DIRECTIONS FOR THIS TASK: With the images removed, repeat the data below exactly.

----

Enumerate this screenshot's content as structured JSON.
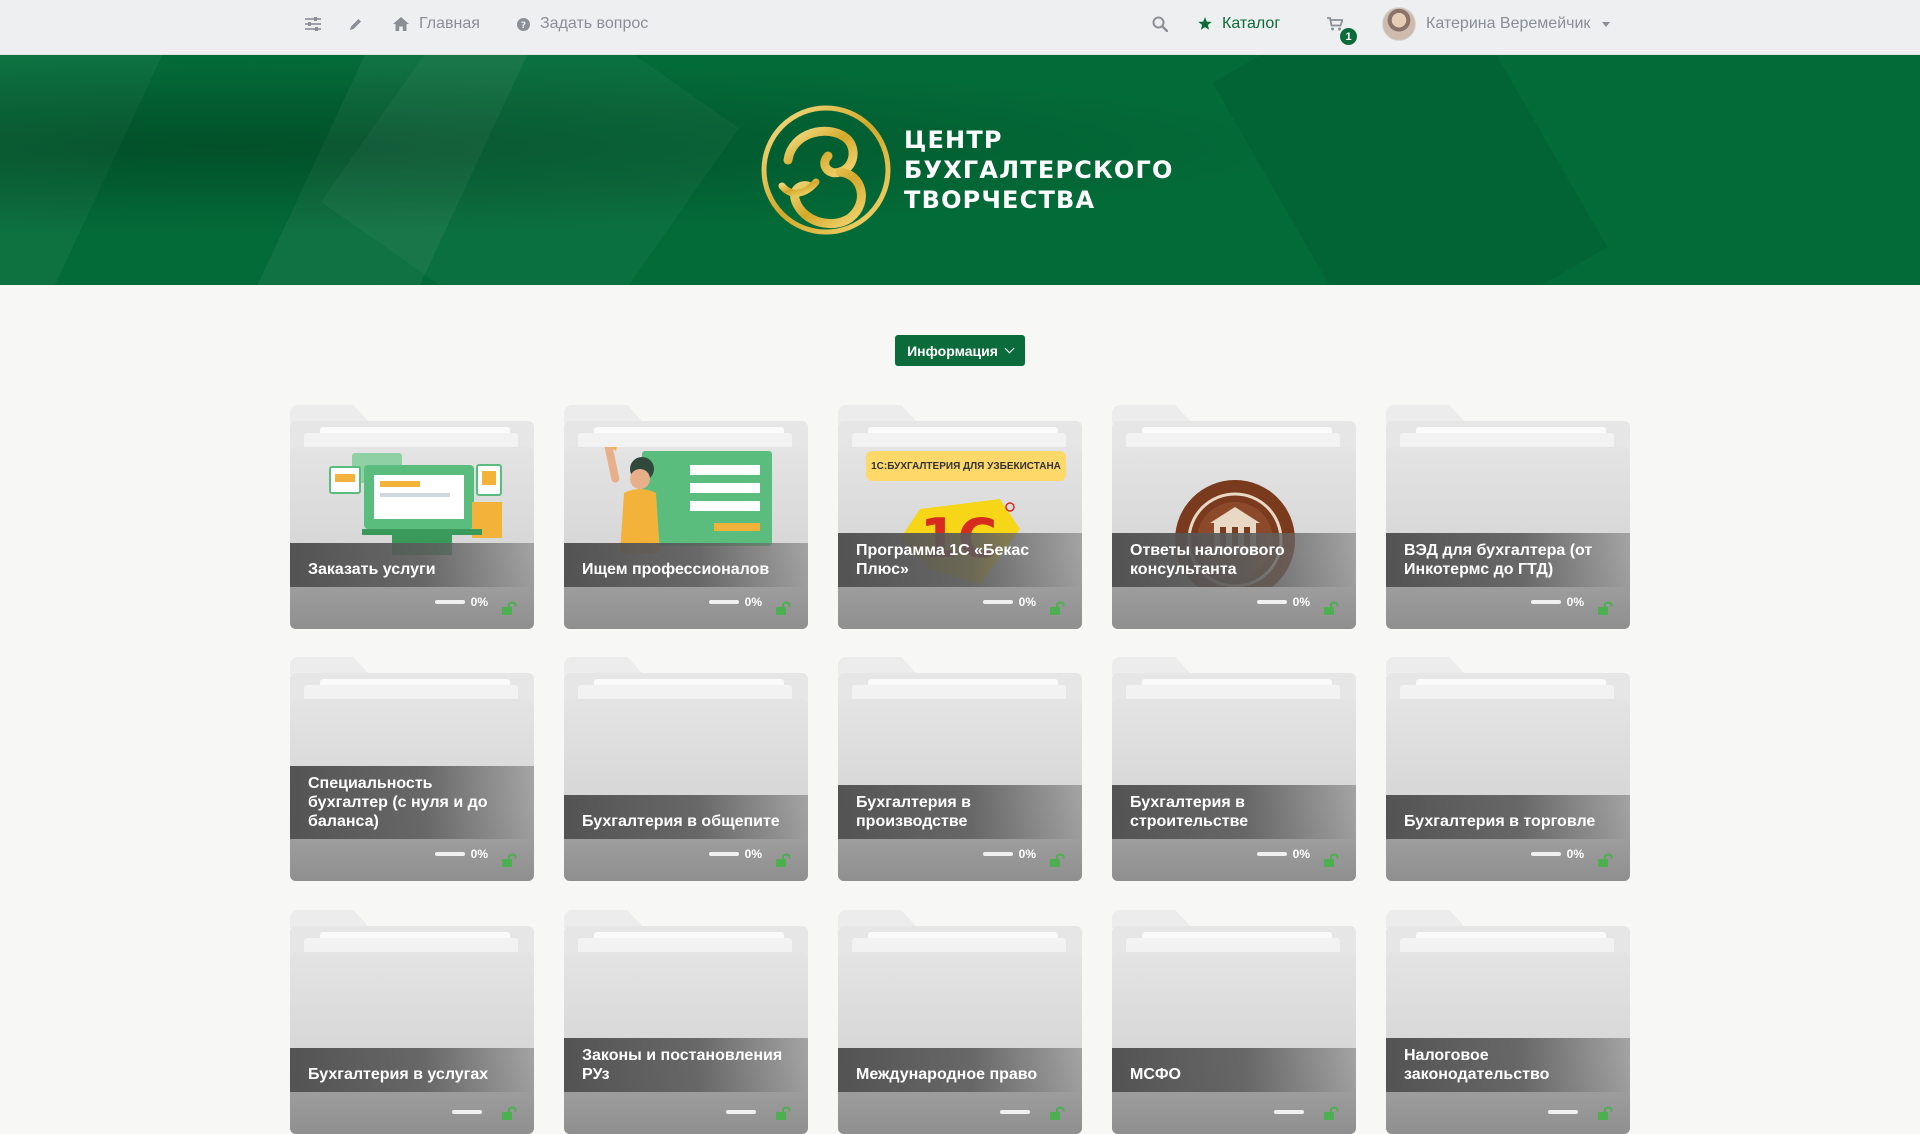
{
  "topbar": {
    "home_label": "Главная",
    "ask_label": "Задать вопрос",
    "catalog_label": "Каталог",
    "cart_count": "1",
    "user_name": "Катерина Веремейчик"
  },
  "banner": {
    "logo_line1": "ЦЕНТР",
    "logo_line2": "БУХГАЛТЕРСКОГО",
    "logo_line3": "ТВОРЧЕСТВА"
  },
  "filter_button": {
    "label": "Информация"
  },
  "colors": {
    "brand_green": "#0b6b3a",
    "lock_green": "#4caf50",
    "badge_yellow": "#ffd86a"
  },
  "cards": [
    {
      "title": "Заказать услуги",
      "progress_label": "0%",
      "progress": 0,
      "illustration": "services-illustration"
    },
    {
      "title": "Ищем профессионалов",
      "progress_label": "0%",
      "progress": 0,
      "illustration": "hiring-illustration"
    },
    {
      "title": "Программа 1С «Бекас Плюс»",
      "progress_label": "0%",
      "progress": 0,
      "illustration": "1c-logo",
      "badge": "1С:БУХГАЛТЕРИЯ ДЛЯ УЗБЕКИСТАНА"
    },
    {
      "title": "Ответы налогового консультанта",
      "progress_label": "0%",
      "progress": 0,
      "illustration": "seal-stamp"
    },
    {
      "title": "ВЭД для бухгалтера (от Инкотермс до ГТД)",
      "progress_label": "0%",
      "progress": 0
    },
    {
      "title": "Специальность бухгалтер (с нуля и до баланса)",
      "progress_label": "0%",
      "progress": 0
    },
    {
      "title": "Бухгалтерия в общепите",
      "progress_label": "0%",
      "progress": 0
    },
    {
      "title": "Бухгалтерия в производстве",
      "progress_label": "0%",
      "progress": 0
    },
    {
      "title": "Бухгалтерия в строительстве",
      "progress_label": "0%",
      "progress": 0
    },
    {
      "title": "Бухгалтерия в торговле",
      "progress_label": "0%",
      "progress": 0
    },
    {
      "title": "Бухгалтерия в услугах",
      "progress_label": "",
      "progress": 0
    },
    {
      "title": "Законы и постановления РУз",
      "progress_label": "",
      "progress": 0
    },
    {
      "title": "Международное право",
      "progress_label": "",
      "progress": 0
    },
    {
      "title": "МСФО",
      "progress_label": "",
      "progress": 0
    },
    {
      "title": "Налоговое законодательство",
      "progress_label": "",
      "progress": 0
    }
  ]
}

----

REPLY:
Enumerate this screenshot's content as structured JSON.
{
  "topbar": {
    "home_label": "Главная",
    "ask_label": "Задать вопрос",
    "catalog_label": "Каталог",
    "cart_count": "1",
    "user_name": "Катерина Веремейчик"
  },
  "banner": {
    "logo_line1": "ЦЕНТР",
    "logo_line2": "БУХГАЛТЕРСКОГО",
    "logo_line3": "ТВОРЧЕСТВА"
  },
  "filter_button": {
    "label": "Информация"
  },
  "colors": {
    "brand_green": "#0b6b3a",
    "lock_green": "#4caf50",
    "badge_yellow": "#ffd86a"
  },
  "cards": [
    {
      "title": "Заказать услуги",
      "progress_label": "0%",
      "progress": 0,
      "illustration": "services-illustration"
    },
    {
      "title": "Ищем профессионалов",
      "progress_label": "0%",
      "progress": 0,
      "illustration": "hiring-illustration"
    },
    {
      "title": "Программа 1С «Бекас Плюс»",
      "progress_label": "0%",
      "progress": 0,
      "illustration": "1c-logo",
      "badge": "1С:БУХГАЛТЕРИЯ ДЛЯ УЗБЕКИСТАНА"
    },
    {
      "title": "Ответы налогового консультанта",
      "progress_label": "0%",
      "progress": 0,
      "illustration": "seal-stamp"
    },
    {
      "title": "ВЭД для бухгалтера (от Инкотермс до ГТД)",
      "progress_label": "0%",
      "progress": 0
    },
    {
      "title": "Специальность бухгалтер (с нуля и до баланса)",
      "progress_label": "0%",
      "progress": 0
    },
    {
      "title": "Бухгалтерия в общепите",
      "progress_label": "0%",
      "progress": 0
    },
    {
      "title": "Бухгалтерия в производстве",
      "progress_label": "0%",
      "progress": 0
    },
    {
      "title": "Бухгалтерия в строительстве",
      "progress_label": "0%",
      "progress": 0
    },
    {
      "title": "Бухгалтерия в торговле",
      "progress_label": "0%",
      "progress": 0
    },
    {
      "title": "Бухгалтерия в услугах",
      "progress_label": "",
      "progress": 0
    },
    {
      "title": "Законы и постановления РУз",
      "progress_label": "",
      "progress": 0
    },
    {
      "title": "Международное право",
      "progress_label": "",
      "progress": 0
    },
    {
      "title": "МСФО",
      "progress_label": "",
      "progress": 0
    },
    {
      "title": "Налоговое законодательство",
      "progress_label": "",
      "progress": 0
    }
  ]
}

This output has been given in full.